Copy out all lines that hold "color".

— Start of MATERIALS PROVIDED —

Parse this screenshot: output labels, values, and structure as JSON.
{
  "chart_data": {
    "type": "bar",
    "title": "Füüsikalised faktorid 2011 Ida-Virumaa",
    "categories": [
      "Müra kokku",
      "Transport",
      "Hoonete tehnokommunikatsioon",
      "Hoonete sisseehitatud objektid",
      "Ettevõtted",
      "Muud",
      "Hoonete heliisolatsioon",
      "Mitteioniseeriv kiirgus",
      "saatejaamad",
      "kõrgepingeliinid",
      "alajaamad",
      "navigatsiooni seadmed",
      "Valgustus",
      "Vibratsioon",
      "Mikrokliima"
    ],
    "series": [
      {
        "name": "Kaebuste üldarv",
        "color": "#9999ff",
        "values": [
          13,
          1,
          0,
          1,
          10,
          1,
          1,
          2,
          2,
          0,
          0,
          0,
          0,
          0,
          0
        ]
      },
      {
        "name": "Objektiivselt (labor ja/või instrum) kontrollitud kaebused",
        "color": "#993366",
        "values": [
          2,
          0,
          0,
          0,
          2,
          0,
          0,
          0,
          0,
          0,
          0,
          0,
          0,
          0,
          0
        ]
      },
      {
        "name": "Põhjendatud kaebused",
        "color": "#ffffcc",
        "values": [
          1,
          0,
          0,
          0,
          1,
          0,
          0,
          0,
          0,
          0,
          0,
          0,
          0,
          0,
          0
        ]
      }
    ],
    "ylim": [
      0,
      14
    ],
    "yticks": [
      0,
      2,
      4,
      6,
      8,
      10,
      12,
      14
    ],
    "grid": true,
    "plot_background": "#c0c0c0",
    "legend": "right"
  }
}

— End of MATERIALS PROVIDED —

**FINISHED EXERCISE**
        "color": "#9999ff",
        "color": "#993366",
        "color": "#ffffcc",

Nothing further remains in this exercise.